Háifoss – Der Fall in die Tiefe

Háifoss

Wo

Versteckt im Þjórsárdalur-Tal im Süden Islands liegt der mächtige Háifoss nahe dem Vulkan Hekla. Er ist nur über eine Hochlandstraße erreichbar, deren letzter Abschnitt über Schotter führt. Die Abgeschiedenheit verleiht dem Ort eine beinahe archaische Atmosphäre, als würde man eine Welt betreten, die sich dem schnellen Zugriff entzieht.

Wann

Der Zugang ist saisonabhängig und meist nur zwischen Juni und September möglich. Selbst im Hochsommer kann hier ein eisiger Wind durch die Schlucht ziehen, und Schneereste erinnern daran, dass das Hochland sein eigenes Klima besitzt. Die beste Zeit für stabile Bedingungen sind Juli und August.

Größe / Fläche

Mit rund 122 Metern zählt Háifoss zu den höchsten Wasserfällen Islands. Das Wasser stürzt senkrecht in eine tiefe Schlucht und wirkt dabei fast schwerelos. Direkt daneben ergießt sich der kleinere Wasserfall Granni, sodass beide gemeinsam ein monumentales Panorama bilden.
------------------------------------------------------------------------
Aufgaben →
1. Nenne alle Monate, die im Text über den Háifoss vorkommen.
2. Setze den Text über den Háifoss nach seinem letzten Satz fort.
------------------------------------------------------------------------
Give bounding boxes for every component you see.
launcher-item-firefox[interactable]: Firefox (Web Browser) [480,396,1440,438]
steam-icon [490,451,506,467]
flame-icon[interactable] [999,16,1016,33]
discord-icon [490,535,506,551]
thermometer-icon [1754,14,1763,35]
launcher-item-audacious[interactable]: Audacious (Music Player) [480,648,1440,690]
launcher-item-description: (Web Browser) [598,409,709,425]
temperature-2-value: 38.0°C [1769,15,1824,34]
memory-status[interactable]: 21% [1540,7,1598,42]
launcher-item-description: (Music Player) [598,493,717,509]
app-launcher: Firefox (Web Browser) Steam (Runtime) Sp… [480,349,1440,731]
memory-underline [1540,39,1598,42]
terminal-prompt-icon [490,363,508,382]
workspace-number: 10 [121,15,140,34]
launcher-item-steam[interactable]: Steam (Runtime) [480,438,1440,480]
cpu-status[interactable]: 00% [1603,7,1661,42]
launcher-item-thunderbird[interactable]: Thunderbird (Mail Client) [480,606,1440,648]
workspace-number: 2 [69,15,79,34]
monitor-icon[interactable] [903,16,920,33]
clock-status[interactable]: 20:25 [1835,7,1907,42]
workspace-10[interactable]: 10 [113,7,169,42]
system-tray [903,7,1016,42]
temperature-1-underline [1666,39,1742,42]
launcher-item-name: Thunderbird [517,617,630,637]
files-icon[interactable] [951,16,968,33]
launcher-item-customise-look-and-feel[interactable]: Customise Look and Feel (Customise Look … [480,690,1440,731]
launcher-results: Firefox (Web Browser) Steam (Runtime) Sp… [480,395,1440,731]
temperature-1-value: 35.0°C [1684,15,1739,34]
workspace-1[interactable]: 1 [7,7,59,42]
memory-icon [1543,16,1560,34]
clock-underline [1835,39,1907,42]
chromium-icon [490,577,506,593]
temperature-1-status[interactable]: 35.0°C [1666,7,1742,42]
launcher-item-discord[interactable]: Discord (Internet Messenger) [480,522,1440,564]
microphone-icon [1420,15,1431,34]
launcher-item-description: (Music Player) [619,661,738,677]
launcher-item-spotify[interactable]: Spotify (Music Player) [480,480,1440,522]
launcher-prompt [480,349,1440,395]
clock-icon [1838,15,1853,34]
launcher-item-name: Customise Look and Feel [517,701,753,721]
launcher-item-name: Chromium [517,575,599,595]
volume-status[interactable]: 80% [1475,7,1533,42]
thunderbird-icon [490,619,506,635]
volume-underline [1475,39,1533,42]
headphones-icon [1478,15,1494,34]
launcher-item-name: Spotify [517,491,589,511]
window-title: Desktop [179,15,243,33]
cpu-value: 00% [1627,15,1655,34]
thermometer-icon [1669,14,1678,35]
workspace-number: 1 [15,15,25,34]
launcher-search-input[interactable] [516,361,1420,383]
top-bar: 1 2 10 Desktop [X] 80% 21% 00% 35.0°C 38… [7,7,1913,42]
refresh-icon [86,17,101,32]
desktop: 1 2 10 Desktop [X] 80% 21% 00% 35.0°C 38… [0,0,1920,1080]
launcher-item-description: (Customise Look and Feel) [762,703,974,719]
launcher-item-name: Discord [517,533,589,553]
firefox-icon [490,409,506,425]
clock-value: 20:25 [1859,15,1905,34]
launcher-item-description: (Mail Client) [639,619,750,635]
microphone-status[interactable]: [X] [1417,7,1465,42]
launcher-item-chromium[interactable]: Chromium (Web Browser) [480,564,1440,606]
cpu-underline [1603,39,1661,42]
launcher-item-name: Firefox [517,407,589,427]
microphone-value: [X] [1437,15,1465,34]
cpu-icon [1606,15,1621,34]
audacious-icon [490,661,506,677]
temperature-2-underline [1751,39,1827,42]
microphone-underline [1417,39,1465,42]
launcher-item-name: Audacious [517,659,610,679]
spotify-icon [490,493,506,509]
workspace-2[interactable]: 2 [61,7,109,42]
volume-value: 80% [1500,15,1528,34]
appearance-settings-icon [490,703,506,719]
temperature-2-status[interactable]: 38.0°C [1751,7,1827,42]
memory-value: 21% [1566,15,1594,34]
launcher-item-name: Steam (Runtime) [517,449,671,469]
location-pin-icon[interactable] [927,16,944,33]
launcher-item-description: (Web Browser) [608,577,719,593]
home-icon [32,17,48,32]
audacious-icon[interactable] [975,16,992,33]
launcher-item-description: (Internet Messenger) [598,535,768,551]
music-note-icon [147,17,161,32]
------------------------------------------------------------------------
Ergebnisse je Aufgabe →
1. Juni, September, Juli, August

2.
Umgebung

Raues Lava- und Basaltgestein, weite Ebenen und tiefe Schluchten prägen die Landschaft. In der Nähe liegt Stöng, eine rekonstruierte Wikingersiedlung, die einen Einblick in das frühe Leben Islands gibt. Hier scheint Geschichte mit Natur zu verschmelzen.

Klima

Das Klima ist deutlich rauer als an der Küste. Selbst im Sommer bleiben die Temperaturen oft unter 15 Grad, Windböen sind keine Seltenheit und das Wetter kann sich binnen Minuten ändern.

Tipps & Anekdote

Wer am Rand der Schlucht steht, spürt die Ehrfurcht vor der Tiefe. Eine alte isländische Geschichte erzählt, dass einst ein Schafhirte hier sein Tier suchte und glaubte, Stimmen aus der Schlucht zu hören – es waren jedoch nur die Echos des Wassers. Seitdem gilt Háifoss als Ort, an dem die Natur mit eigener Stimme spricht.